» **Dataset rows**:

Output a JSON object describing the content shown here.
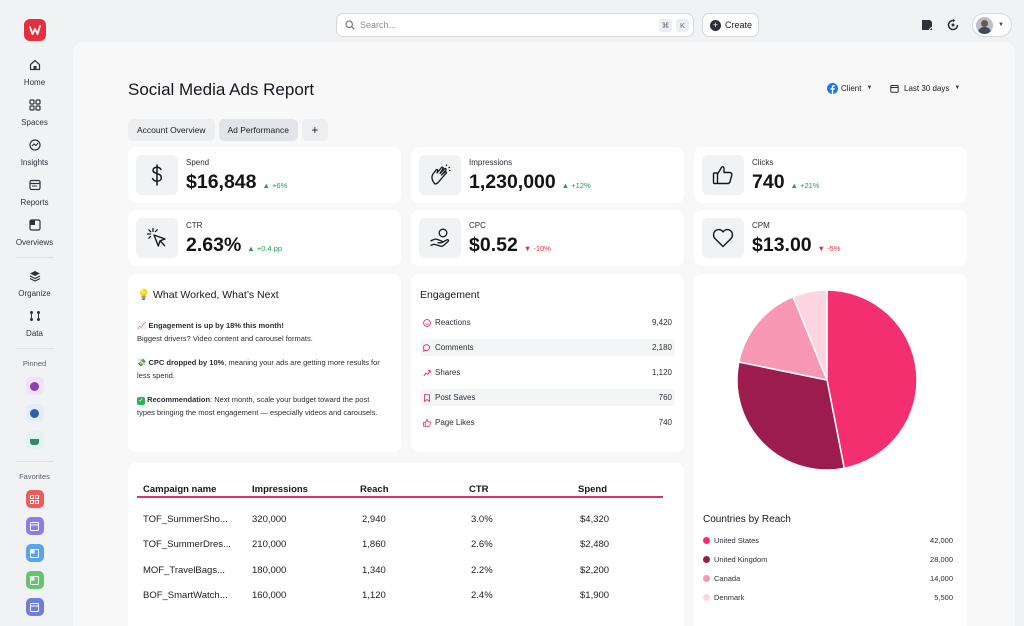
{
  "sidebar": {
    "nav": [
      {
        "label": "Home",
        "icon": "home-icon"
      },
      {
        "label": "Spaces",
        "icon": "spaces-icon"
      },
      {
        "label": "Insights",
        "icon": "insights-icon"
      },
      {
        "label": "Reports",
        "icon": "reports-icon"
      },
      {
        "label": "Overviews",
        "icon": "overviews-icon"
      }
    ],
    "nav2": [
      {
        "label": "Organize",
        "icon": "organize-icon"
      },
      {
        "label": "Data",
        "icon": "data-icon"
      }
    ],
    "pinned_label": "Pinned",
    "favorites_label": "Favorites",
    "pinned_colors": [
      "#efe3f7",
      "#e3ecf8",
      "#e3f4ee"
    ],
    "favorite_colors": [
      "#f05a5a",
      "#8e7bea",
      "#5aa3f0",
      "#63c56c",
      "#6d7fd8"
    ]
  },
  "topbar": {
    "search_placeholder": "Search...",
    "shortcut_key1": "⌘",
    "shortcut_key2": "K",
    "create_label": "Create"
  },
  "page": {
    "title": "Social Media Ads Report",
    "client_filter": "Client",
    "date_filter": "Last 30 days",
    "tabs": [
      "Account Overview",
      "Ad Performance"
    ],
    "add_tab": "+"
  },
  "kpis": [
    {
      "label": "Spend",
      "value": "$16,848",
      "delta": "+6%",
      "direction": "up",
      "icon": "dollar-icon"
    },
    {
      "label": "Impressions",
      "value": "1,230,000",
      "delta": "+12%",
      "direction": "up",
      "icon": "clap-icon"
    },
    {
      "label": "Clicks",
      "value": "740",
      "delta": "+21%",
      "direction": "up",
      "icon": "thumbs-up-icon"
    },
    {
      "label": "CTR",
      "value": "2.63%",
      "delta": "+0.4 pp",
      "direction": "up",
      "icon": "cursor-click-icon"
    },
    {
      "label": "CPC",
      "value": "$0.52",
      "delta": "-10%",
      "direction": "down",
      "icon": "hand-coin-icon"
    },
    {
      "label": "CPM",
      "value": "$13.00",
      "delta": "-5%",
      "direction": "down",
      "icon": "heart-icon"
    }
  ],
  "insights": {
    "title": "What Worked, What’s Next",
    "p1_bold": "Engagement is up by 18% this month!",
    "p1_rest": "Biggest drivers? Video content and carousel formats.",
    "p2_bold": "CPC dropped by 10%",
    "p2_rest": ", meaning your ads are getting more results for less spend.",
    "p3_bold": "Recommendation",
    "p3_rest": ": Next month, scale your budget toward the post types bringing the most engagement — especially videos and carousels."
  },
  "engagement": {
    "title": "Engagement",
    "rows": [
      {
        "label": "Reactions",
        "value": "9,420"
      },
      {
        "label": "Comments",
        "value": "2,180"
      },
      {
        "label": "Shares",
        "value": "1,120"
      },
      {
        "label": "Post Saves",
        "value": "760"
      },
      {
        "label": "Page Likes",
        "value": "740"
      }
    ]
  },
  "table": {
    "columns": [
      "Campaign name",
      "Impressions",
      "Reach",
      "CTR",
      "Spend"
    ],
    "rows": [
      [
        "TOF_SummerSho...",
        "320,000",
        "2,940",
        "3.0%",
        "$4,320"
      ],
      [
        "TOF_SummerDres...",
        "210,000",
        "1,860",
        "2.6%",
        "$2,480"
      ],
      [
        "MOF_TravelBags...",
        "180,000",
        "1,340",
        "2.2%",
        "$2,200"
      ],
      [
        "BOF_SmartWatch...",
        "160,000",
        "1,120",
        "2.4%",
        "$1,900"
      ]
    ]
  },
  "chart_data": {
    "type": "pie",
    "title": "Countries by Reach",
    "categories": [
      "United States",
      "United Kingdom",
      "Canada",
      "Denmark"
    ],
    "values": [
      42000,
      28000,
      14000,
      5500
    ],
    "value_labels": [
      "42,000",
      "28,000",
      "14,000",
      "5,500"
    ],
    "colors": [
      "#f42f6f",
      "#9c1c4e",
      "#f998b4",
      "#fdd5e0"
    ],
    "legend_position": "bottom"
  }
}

» **Task prompt**: Count the lines of the material that include the word "your", then report only the total.

» **Correct output**: 2